■ **What is being asked**: Give every line from the entries that contains "Acad".

[Dataset entries]
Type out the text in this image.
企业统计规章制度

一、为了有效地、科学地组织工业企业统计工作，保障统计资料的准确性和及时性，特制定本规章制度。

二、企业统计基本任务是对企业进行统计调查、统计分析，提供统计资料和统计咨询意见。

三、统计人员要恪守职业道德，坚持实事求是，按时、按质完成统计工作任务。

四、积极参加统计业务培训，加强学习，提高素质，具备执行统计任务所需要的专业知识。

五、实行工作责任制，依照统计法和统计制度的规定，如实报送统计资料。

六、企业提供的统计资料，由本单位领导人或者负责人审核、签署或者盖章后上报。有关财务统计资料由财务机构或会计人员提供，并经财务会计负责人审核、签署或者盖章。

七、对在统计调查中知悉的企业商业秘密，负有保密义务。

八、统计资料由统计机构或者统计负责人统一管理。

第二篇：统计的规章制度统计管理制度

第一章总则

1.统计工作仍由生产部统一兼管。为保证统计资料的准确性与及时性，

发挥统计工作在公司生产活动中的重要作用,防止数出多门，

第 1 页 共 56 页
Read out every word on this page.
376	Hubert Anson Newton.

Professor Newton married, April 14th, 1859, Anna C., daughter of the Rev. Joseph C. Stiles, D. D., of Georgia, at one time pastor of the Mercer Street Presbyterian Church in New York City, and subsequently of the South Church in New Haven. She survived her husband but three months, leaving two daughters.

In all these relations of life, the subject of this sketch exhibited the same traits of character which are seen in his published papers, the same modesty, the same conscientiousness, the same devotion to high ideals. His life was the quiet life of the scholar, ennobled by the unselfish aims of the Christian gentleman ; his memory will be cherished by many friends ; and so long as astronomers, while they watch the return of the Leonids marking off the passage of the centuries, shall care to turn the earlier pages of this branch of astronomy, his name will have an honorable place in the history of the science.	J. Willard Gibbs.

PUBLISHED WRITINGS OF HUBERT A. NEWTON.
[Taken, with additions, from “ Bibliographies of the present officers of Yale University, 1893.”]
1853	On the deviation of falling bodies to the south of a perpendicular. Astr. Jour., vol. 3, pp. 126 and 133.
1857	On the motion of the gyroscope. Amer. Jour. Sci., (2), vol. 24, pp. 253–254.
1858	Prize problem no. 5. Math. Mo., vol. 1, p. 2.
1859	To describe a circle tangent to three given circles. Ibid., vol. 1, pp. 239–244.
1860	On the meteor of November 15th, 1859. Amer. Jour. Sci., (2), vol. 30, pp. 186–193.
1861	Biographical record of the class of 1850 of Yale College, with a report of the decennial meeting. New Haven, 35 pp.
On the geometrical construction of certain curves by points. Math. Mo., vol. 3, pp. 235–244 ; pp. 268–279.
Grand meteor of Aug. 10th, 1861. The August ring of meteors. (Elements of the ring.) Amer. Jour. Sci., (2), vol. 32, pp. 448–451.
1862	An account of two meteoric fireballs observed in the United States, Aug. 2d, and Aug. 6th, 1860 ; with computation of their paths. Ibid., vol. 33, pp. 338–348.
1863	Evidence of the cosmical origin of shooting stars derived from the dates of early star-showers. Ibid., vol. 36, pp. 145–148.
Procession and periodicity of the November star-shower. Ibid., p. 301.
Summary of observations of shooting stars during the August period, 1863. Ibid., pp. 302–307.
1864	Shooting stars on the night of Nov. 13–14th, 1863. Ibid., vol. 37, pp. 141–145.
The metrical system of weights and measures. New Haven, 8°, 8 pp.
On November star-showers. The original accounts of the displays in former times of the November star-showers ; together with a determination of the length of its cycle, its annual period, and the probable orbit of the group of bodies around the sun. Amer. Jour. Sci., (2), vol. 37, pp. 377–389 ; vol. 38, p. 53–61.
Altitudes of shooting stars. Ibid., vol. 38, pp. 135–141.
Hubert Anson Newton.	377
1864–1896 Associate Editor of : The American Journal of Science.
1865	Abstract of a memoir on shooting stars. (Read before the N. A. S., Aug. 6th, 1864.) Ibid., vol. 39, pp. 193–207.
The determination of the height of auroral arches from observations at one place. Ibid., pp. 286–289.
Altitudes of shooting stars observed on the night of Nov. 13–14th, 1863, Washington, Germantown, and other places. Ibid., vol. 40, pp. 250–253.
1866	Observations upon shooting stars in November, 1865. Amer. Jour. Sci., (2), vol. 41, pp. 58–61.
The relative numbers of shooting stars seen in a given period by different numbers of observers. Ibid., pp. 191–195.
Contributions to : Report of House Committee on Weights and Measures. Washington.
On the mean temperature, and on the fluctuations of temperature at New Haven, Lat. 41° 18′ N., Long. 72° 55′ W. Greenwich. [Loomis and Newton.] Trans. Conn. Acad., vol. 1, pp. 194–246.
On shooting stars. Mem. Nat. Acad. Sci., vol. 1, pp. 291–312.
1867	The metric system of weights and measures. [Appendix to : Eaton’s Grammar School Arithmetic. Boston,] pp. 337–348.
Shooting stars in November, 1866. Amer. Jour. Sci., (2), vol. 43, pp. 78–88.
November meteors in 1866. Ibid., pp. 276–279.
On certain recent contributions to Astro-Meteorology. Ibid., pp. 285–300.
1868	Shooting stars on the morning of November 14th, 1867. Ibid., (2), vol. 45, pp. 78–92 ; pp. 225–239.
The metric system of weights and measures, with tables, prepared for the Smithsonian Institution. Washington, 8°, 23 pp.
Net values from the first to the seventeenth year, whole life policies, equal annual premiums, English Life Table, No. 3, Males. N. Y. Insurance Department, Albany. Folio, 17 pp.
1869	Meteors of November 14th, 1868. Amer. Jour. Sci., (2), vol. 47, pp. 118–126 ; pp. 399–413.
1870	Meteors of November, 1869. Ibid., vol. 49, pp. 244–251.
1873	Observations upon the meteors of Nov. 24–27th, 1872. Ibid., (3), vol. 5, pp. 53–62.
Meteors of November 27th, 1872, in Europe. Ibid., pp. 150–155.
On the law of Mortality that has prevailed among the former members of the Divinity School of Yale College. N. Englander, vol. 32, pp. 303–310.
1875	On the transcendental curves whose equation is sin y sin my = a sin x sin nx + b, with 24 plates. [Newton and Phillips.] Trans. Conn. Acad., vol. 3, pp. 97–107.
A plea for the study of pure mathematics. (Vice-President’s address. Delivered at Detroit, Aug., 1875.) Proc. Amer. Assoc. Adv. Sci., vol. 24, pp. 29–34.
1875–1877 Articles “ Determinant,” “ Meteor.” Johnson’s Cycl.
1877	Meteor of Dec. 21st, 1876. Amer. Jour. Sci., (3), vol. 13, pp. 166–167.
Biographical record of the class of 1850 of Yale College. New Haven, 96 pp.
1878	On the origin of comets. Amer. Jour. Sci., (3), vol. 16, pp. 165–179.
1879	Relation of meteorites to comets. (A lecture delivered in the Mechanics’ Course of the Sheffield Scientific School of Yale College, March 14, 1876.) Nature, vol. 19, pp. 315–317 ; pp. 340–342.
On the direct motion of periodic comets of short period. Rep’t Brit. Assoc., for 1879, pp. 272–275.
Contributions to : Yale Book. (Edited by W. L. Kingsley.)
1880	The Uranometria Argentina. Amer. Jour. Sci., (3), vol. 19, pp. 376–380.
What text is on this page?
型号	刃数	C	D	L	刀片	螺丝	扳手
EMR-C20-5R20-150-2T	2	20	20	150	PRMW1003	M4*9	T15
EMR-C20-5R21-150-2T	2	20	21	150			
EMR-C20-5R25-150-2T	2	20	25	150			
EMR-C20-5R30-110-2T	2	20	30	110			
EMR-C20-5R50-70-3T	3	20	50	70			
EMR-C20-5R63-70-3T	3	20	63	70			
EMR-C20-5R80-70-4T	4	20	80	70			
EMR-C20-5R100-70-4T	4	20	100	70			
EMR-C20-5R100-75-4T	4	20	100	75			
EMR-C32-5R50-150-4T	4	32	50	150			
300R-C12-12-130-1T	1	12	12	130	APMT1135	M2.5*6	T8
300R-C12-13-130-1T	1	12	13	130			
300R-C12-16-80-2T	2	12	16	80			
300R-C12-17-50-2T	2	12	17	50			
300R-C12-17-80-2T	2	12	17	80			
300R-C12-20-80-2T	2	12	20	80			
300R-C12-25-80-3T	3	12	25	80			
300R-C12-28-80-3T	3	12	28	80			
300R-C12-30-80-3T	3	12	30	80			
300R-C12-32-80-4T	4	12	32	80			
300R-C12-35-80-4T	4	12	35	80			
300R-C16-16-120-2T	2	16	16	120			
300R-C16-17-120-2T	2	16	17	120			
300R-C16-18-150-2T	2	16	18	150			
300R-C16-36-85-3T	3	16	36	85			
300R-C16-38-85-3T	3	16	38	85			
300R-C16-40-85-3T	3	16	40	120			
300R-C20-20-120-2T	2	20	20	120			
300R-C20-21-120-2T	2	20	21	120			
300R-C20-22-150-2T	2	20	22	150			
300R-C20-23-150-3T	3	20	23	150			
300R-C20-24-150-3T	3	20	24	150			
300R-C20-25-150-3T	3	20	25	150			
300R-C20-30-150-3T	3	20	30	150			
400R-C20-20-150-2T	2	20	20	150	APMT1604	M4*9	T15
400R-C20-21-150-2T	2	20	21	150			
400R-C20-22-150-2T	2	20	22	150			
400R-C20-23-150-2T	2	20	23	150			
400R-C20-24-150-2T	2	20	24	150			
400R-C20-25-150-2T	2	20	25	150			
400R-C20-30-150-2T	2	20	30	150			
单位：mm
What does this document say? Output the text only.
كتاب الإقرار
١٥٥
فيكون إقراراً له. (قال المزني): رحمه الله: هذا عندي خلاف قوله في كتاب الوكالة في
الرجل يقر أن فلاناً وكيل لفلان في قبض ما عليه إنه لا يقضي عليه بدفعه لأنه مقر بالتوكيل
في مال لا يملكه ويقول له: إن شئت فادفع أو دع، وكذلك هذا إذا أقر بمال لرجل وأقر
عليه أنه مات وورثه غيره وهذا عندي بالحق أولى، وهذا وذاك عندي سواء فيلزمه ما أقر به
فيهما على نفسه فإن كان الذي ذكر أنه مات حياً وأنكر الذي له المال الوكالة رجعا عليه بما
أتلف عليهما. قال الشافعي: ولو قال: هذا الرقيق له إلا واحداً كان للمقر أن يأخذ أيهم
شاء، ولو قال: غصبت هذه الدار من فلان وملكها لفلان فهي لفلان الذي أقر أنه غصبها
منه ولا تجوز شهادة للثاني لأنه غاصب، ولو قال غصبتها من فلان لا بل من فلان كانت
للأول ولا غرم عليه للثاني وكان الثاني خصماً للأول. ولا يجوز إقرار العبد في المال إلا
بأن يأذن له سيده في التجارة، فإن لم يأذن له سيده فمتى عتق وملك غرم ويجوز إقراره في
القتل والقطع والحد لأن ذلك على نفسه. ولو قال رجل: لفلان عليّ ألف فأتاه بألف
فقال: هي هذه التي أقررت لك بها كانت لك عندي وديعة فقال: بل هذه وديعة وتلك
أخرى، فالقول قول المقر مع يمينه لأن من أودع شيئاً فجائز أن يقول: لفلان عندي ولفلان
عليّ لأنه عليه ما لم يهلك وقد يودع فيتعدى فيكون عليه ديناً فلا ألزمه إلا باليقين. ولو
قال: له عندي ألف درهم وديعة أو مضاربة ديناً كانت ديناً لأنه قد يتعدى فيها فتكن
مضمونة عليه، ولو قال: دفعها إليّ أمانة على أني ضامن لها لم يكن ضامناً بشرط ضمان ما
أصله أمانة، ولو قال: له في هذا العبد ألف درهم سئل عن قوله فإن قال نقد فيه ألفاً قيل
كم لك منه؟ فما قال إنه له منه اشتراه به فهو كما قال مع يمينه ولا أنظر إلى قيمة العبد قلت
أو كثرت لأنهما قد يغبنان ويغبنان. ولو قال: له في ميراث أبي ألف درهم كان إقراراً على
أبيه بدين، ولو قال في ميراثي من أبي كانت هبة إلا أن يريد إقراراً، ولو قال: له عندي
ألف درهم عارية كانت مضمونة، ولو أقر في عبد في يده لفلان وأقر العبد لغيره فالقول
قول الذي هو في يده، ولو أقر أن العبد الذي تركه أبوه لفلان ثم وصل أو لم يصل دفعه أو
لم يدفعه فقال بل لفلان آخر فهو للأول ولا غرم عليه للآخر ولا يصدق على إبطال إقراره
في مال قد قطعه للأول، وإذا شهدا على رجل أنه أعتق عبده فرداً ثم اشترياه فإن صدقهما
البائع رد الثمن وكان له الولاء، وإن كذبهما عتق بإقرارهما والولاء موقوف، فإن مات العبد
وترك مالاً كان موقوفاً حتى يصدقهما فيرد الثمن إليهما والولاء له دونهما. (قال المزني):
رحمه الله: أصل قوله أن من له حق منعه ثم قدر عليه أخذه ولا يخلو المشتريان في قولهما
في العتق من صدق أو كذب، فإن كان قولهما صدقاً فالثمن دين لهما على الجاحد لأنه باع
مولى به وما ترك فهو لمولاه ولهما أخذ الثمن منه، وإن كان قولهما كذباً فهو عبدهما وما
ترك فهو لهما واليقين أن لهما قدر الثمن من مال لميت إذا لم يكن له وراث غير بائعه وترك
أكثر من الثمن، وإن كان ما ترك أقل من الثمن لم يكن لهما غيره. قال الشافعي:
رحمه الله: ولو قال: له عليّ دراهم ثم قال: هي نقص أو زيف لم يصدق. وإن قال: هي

■ **The solution**:
On the mean temperature, and on the fluctuations of temperature at New Haven, Lat. 41° 18′ N., Long. 72° 55′ W. Greenwich. [Loomis and Newton.] Trans. Conn. Acad., vol. 1, pp. 194–246.
On shooting stars. Mem. Nat. Acad. Sci., vol. 1, pp. 291–312.
1875	On the transcendental curves whose equation is sin y sin my = a sin x sin nx + b, with 24 plates. [Newton and Phillips.] Trans. Conn. Acad., vol. 3, pp. 97–107.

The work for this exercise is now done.